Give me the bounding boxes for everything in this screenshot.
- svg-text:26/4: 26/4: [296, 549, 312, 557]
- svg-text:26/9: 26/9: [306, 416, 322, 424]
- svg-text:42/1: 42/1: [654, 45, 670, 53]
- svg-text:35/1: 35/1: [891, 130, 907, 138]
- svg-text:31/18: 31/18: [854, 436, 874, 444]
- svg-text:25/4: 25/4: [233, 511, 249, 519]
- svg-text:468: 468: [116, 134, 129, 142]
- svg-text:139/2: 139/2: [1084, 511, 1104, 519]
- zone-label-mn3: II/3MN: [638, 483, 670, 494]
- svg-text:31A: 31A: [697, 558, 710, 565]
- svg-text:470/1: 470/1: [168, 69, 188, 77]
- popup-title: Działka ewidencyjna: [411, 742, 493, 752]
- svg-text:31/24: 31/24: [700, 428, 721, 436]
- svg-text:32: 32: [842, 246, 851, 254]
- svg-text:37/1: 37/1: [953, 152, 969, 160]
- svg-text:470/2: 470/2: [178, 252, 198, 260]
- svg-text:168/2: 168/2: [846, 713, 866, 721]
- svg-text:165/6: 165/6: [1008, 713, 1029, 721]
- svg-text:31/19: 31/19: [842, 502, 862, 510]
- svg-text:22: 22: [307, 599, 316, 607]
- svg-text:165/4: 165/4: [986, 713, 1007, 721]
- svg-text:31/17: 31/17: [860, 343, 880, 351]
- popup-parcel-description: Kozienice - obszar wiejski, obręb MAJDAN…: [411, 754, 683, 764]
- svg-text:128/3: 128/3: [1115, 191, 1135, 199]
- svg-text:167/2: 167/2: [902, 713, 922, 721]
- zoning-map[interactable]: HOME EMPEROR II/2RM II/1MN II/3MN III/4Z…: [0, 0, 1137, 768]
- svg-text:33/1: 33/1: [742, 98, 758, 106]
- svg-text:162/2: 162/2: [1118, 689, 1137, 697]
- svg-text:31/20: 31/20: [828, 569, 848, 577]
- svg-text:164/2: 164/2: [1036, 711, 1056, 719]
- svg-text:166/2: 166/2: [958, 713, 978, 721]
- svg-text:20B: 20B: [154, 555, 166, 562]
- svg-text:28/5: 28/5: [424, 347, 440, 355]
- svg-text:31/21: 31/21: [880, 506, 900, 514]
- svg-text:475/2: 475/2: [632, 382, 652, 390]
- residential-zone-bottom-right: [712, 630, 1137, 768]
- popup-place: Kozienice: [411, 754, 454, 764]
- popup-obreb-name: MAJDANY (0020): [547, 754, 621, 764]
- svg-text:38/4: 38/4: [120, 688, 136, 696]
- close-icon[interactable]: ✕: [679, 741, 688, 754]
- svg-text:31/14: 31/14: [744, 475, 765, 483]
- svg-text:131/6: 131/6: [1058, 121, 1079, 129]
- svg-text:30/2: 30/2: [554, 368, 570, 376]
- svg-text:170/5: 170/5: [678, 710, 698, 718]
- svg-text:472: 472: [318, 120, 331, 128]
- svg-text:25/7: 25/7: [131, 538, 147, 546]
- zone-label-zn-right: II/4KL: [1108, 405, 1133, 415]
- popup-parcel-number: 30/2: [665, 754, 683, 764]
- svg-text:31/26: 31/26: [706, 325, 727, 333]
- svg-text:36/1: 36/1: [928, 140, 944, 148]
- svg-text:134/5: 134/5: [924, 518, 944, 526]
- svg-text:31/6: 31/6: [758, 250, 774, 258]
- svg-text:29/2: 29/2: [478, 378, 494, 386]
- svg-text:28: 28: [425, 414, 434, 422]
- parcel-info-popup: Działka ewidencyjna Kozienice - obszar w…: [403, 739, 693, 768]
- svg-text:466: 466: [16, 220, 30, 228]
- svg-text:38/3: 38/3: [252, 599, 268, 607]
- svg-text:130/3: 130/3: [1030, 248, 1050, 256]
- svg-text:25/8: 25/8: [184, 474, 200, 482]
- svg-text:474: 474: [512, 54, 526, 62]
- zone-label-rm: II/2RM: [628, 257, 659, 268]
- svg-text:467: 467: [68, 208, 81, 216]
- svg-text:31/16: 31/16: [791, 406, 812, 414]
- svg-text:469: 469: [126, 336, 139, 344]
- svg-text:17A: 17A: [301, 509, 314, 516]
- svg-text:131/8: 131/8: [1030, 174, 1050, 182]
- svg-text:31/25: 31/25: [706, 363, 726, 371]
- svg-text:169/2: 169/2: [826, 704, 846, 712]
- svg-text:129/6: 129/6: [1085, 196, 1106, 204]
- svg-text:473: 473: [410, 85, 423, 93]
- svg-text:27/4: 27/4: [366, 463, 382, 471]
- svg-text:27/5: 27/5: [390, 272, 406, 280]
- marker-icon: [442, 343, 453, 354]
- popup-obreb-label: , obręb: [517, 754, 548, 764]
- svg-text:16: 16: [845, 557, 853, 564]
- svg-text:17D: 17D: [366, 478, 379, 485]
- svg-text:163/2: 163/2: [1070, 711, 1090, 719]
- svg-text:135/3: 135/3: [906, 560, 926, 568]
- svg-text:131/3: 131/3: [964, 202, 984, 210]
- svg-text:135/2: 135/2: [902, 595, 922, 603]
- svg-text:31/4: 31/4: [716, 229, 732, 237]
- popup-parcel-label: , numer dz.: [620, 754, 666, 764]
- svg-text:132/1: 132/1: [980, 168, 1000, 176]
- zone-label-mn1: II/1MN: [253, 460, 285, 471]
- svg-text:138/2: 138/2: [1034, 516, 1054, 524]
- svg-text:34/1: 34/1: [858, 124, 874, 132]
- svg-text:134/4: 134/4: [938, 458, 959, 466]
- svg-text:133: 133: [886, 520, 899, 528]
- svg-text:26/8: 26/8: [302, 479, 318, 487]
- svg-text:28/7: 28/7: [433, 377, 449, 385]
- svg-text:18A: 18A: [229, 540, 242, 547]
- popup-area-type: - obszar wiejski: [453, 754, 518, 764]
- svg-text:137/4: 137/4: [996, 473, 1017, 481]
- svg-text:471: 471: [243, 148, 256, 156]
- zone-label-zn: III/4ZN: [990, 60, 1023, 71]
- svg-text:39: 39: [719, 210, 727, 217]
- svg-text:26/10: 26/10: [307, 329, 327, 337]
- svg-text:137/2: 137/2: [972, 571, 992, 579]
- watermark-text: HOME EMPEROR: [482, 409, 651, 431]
- - -
→ **Work required**
Please output the items from the first line through the line containing "- svg-text:128/3: 128/3: [1115, 191, 1135, 199]" as a Markdown table with the columns Number and Text, omitting blank lines.

→ **Solution to this exercise**
| Number | Text |
|---|---|
| 1 | Give me the bounding boxes for everything in this screenshot. |
| 2 | - svg-text:26/4: 26/4: [296, 549, 312, 557] |
| 3 | - svg-text:26/9: 26/9: [306, 416, 322, 424] |
| 4 | - svg-text:42/1: 42/1: [654, 45, 670, 53] |
| 5 | - svg-text:35/1: 35/1: [891, 130, 907, 138] |
| 6 | - svg-text:31/18: 31/18: [854, 436, 874, 444] |
| 7 | - svg-text:25/4: 25/4: [233, 511, 249, 519] |
| 8 | - svg-text:468: 468: [116, 134, 129, 142] |
| 9 | - svg-text:139/2: 139/2: [1084, 511, 1104, 519] |
| 10 | - zone-label-mn3: II/3MN: [638, 483, 670, 494] |
| 11 | - svg-text:31A: 31A: [697, 558, 710, 565] |
| 12 | - svg-text:470/1: 470/1: [168, 69, 188, 77] |
| 13 | - popup-title: Działka ewidencyjna: [411, 742, 493, 752] |
| 14 | - svg-text:31/24: 31/24: [700, 428, 721, 436] |
| 15 | - svg-text:32: 32: [842, 246, 851, 254] |
| 16 | - svg-text:37/1: 37/1: [953, 152, 969, 160] |
| 17 | - svg-text:470/2: 470/2: [178, 252, 198, 260] |
| 18 | - svg-text:168/2: 168/2: [846, 713, 866, 721] |
| 19 | - svg-text:165/6: 165/6: [1008, 713, 1029, 721] |
| 20 | - svg-text:31/19: 31/19: [842, 502, 862, 510] |
| 21 | - svg-text:22: 22: [307, 599, 316, 607] |
| 22 | - svg-text:165/4: 165/4: [986, 713, 1007, 721] |
| 23 | - svg-text:31/17: 31/17: [860, 343, 880, 351] |
| 24 | - popup-parcel-description: Kozienice - obszar wiejski, obręb MAJDAN…: [411, 754, 683, 764] |
| 25 | - svg-text:128/3: 128/3: [1115, 191, 1135, 199] |